[Your instructions] Transcribe the records exactly. Pictures do not belong in the transcription.

[Provided entries]
◆ ◆ ◆ ◆
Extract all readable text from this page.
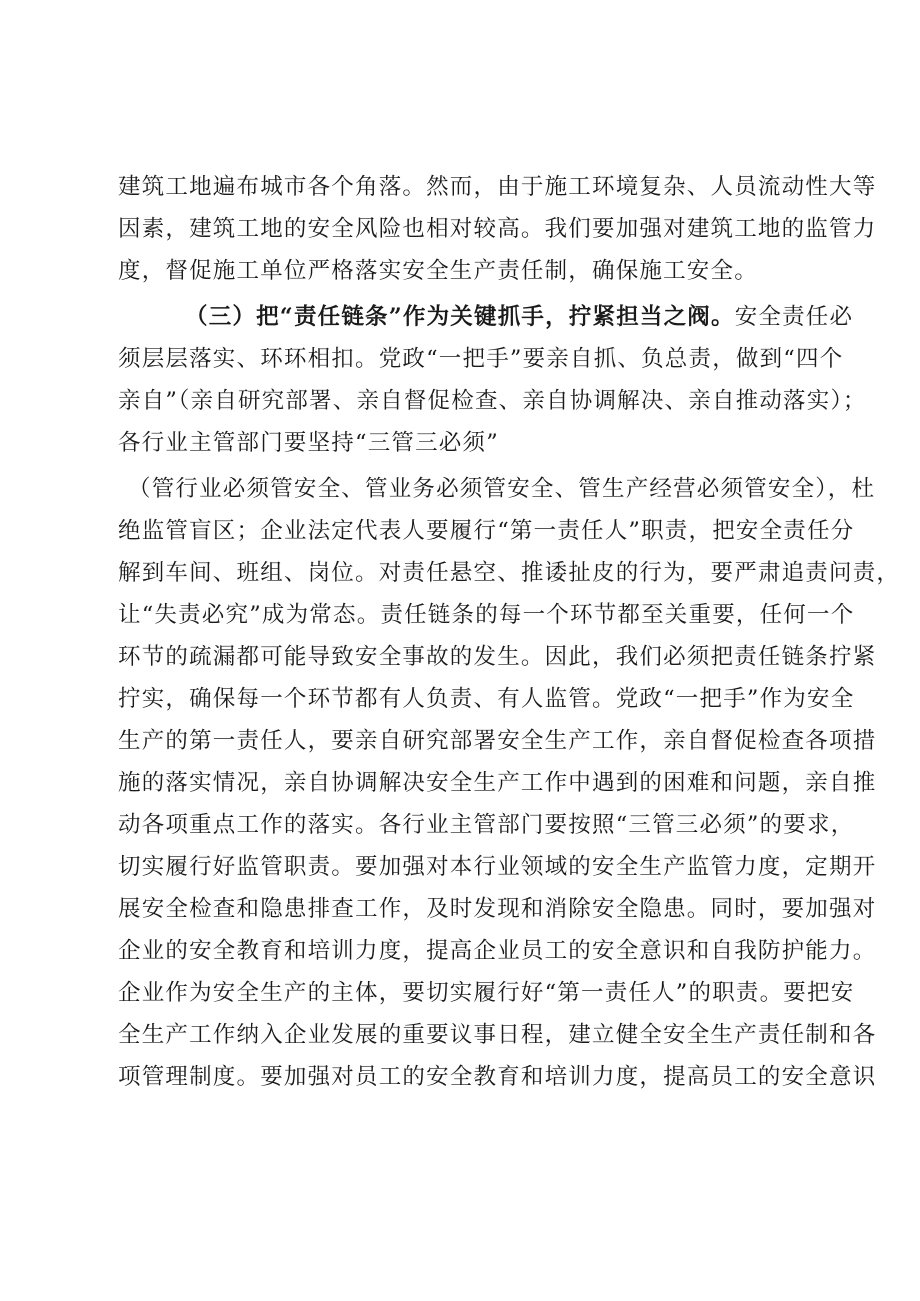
建筑工地遍布城市各个角落。然而，由于施工环境复杂、人员流动性大等
因素，建筑工地的安全风险也相对较高。我们要加强对建筑工地的监管力
度，督促施工单位严格落实安全生产责任制，确保施工安全。
（三）把“责任链条”作为关键抓手，拧紧担当之阀。安全责任必
须层层落实、环环相扣。党政“一把手”要亲自抓、负总责，做到“四个
亲自”（亲自研究部署、亲自督促检查、亲自协调解决、亲自推动落实）；
各行业主管部门要坚持“三管三必须”
（管行业必须管安全、管业务必须管安全、管生产经营必须管安全），杜
绝监管盲区；企业法定代表人要履行“第一责任人”职责，把安全责任分
解到车间、班组、岗位。对责任悬空、推诿扯皮的行为，要严肃追责问责，
让“失责必究”成为常态。责任链条的每一个环节都至关重要，任何一个
环节的疏漏都可能导致安全事故的发生。因此，我们必须把责任链条拧紧
拧实，确保每一个环节都有人负责、有人监管。党政“一把手”作为安全
生产的第一责任人，要亲自研究部署安全生产工作，亲自督促检查各项措
施的落实情况，亲自协调解决安全生产工作中遇到的困难和问题，亲自推
动各项重点工作的落实。各行业主管部门要按照“三管三必须”的要求，
切实履行好监管职责。要加强对本行业领域的安全生产监管力度，定期开
展安全检查和隐患排查工作，及时发现和消除安全隐患。同时，要加强对
企业的安全教育和培训力度，提高企业员工的安全意识和自我防护能力。
企业作为安全生产的主体，要切实履行好“第一责任人”的职责。要把安
全生产工作纳入企业发展的重要议事日程，建立健全安全生产责任制和各
项管理制度。要加强对员工的安全教育和培训力度，提高员工的安全意识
◆ ◆ ◆ ◆
[Answer to this exercise]
Extract all readable text from this page.
建筑工地遍布城市各个角落。然而，由于施工环境复杂、人员流动性大等
因素，建筑工地的安全风险也相对较高。我们要加强对建筑工地的监管力
度，督促施工单位严格落实安全生产责任制，确保施工安全。
（三）把“责任链条”作为关键抓手，拧紧担当之阀。安全责任必
须层层落实、环环相扣。党政“一把手”要亲自抓、负总责，做到“四个
亲自”（亲自研究部署、亲自督促检查、亲自协调解决、亲自推动落实）；
各行业主管部门要坚持“三管三必须”
（管行业必须管安全、管业务必须管安全、管生产经营必须管安全），杜
绝监管盲区；企业法定代表人要履行“第一责任人”职责，把安全责任分
解到车间、班组、岗位。对责任悬空、推诿扯皮的行为，要严肃追责问责，
让“失责必究”成为常态。责任链条的每一个环节都至关重要，任何一个
环节的疏漏都可能导致安全事故的发生。因此，我们必须把责任链条拧紧
拧实，确保每一个环节都有人负责、有人监管。党政“一把手”作为安全
生产的第一责任人，要亲自研究部署安全生产工作，亲自督促检查各项措
施的落实情况，亲自协调解决安全生产工作中遇到的困难和问题，亲自推
动各项重点工作的落实。各行业主管部门要按照“三管三必须”的要求，
切实履行好监管职责。要加强对本行业领域的安全生产监管力度，定期开
展安全检查和隐患排查工作，及时发现和消除安全隐患。同时，要加强对
企业的安全教育和培训力度，提高企业员工的安全意识和自我防护能力。
企业作为安全生产的主体，要切实履行好“第一责任人”的职责。要把安
全生产工作纳入企业发展的重要议事日程，建立健全安全生产责任制和各
项管理制度。要加强对员工的安全教育和培训力度，提高员工的安全意识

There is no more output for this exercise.